Do this: From the entries below, please gather each line containing the string "Oświadczam".

Raw data:

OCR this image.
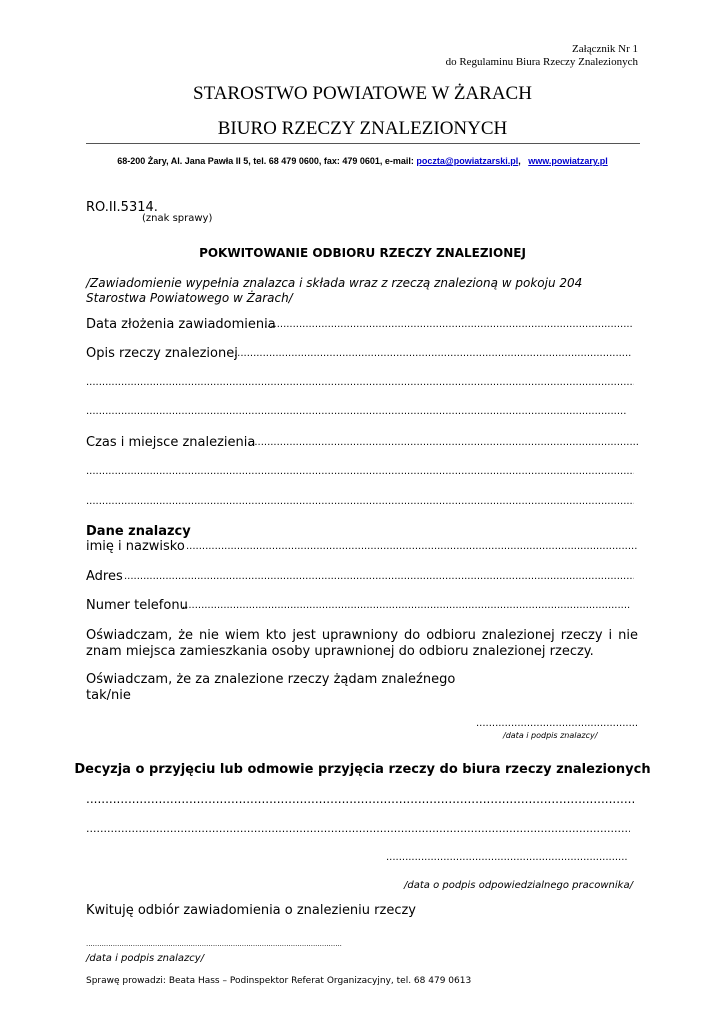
Załącznik Nr 1
do Regulaminu Biura Rzeczy Znalezionych
STAROSTWO POWIATOWE W ŻARACH
BIURO RZECZY ZNALEZIONYCH
68-200 Żary, Al. Jana Pawła II 5, tel. 68 479 0600, fax: 479 0601, e-mail: poczta@powiatzarski.pl, www.powiatzary.pl
RO.II.5314.
(znak sprawy)
POKWITOWANIE ODBIORU RZECZY ZNALEZIONEJ
/Zawiadomienie wypełnia znalazca i składa wraz z rzeczą znalezioną w pokoju 204 Starostwa Powiatowego w Żarach/
Data złożenia zawiadomienia
.....
Opis rzeczy znalezionej
.....
.....
.....
Czas i miejsce znalezienia
.....
.....
.....
Dane znalazcy
imię i nazwisko
.....
Adres
.....
Numer telefonu
.....
Oświadczam, że nie wiem kto jest uprawniony do odbioru znalezionej rzeczy i nie znam miejsca zamieszkania osoby uprawnionej do odbioru znalezionej rzeczy.
Oświadczam, że za znalezione rzeczy żądam znaleźnego
tak/nie
.....
/data i podpis znalazcy/
Decyzja o przyjęciu lub odmowie przyjęcia rzeczy do biura rzeczy znalezionych
.....
.....
.....
/data o podpis odpowiedzialnego pracownika/
Kwituję odbiór zawiadomienia o znalezieniu rzeczy
.....
/data i podpis znalazcy/
Sprawę prowadzi: Beata Hass – Podinspektor Referat Organizacyjny, tel. 68 479 0613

Response for this exercise:
Oświadczam, że nie wiem kto jest uprawniony do odbioru znalezionej rzeczy i nie znam miejsca zamieszkania osoby uprawnionej do odbioru znalezionej rzeczy.
Oświadczam, że za znalezione rzeczy żądam znaleźnego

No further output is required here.